## WRITTEN INSTRUCTION
From the entries below, work out the number of lines that hold the word "Median", and give that number alone.

--

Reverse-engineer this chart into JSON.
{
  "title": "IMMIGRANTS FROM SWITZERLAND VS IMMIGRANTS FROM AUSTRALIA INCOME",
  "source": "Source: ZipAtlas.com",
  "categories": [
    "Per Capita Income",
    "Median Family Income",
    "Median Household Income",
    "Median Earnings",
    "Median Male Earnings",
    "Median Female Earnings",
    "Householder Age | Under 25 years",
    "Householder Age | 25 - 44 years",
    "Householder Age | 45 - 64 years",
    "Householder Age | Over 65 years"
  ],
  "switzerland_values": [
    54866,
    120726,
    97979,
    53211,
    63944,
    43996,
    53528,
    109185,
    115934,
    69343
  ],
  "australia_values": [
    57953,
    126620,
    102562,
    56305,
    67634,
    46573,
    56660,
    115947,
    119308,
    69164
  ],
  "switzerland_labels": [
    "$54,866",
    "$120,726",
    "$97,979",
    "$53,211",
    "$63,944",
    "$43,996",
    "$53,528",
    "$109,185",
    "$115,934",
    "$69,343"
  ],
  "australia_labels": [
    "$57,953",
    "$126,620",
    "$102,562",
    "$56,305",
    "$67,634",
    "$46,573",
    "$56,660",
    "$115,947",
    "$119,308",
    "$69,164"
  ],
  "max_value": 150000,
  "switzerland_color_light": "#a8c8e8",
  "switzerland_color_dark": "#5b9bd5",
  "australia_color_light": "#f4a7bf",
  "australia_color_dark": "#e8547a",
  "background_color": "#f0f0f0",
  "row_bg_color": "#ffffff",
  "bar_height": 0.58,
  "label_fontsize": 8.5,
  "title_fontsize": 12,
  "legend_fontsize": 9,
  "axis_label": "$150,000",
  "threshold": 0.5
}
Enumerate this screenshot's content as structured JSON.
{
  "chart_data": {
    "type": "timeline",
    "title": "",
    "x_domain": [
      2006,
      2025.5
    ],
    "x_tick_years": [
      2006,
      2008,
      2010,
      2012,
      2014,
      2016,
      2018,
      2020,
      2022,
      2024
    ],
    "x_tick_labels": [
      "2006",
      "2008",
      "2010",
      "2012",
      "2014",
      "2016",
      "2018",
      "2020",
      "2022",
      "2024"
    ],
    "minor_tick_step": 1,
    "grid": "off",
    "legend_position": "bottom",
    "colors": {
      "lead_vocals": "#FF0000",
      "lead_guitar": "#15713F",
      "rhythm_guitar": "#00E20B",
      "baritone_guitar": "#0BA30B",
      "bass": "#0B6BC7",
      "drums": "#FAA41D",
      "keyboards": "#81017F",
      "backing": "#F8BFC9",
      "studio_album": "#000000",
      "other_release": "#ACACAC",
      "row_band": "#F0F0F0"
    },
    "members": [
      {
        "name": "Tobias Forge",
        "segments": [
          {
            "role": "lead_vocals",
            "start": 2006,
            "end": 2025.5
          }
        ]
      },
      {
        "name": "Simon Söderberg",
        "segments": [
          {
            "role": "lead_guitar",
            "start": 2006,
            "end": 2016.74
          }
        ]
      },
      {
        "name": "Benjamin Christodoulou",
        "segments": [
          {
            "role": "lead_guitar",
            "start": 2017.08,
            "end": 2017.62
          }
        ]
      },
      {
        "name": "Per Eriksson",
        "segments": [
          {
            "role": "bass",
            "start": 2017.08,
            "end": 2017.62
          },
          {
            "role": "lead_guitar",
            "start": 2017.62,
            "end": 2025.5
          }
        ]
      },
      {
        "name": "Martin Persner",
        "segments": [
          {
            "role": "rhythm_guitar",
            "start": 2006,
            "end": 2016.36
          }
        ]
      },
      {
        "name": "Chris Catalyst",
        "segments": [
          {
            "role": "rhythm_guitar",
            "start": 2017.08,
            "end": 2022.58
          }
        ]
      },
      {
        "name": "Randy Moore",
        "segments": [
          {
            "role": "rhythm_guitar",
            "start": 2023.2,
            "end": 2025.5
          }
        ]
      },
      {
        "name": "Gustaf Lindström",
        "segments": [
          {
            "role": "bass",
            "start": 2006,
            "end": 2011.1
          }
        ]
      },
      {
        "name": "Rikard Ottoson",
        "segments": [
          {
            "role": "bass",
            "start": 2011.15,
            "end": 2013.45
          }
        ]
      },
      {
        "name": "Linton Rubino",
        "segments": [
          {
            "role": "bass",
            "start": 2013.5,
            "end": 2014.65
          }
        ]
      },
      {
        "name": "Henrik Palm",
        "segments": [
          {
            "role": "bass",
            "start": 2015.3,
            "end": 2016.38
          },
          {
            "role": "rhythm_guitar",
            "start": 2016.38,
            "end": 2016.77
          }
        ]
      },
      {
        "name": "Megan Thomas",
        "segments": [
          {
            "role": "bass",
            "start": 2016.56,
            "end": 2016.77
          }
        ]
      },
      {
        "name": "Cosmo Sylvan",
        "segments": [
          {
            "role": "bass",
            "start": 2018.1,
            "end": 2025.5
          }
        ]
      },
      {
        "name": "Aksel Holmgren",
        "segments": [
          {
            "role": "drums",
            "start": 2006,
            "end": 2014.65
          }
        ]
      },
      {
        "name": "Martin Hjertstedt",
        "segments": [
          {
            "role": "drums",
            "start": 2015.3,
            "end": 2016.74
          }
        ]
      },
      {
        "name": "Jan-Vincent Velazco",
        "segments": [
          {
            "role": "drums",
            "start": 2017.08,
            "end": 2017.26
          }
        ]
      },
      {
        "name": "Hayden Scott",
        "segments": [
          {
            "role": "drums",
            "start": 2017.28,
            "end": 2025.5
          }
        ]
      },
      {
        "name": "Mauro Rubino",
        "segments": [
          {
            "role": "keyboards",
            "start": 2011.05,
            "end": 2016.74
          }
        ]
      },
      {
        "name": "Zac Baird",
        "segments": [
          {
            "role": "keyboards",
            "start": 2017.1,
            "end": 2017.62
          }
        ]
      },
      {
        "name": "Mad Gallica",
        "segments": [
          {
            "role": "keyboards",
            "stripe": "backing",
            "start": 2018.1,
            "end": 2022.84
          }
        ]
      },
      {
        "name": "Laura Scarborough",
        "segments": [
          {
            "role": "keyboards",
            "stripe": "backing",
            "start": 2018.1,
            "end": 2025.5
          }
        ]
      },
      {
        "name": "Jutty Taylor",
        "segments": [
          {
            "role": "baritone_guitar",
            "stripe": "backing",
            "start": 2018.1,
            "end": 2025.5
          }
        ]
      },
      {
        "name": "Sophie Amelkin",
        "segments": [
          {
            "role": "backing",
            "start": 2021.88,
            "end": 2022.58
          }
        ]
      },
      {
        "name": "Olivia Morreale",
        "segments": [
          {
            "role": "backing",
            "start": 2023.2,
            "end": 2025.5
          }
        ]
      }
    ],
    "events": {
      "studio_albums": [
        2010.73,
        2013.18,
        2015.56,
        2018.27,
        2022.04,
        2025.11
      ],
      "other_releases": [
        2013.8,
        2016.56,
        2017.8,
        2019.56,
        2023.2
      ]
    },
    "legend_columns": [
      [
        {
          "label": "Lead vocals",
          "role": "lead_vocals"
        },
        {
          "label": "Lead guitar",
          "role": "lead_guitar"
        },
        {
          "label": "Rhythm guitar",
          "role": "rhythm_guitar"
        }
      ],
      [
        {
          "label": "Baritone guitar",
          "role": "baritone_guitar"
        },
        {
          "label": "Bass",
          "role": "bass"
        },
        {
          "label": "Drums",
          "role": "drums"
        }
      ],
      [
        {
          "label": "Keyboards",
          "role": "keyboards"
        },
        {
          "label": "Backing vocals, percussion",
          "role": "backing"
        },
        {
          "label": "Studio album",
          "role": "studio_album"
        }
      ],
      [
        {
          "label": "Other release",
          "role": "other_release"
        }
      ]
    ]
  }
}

--

## THE RESPONSE
5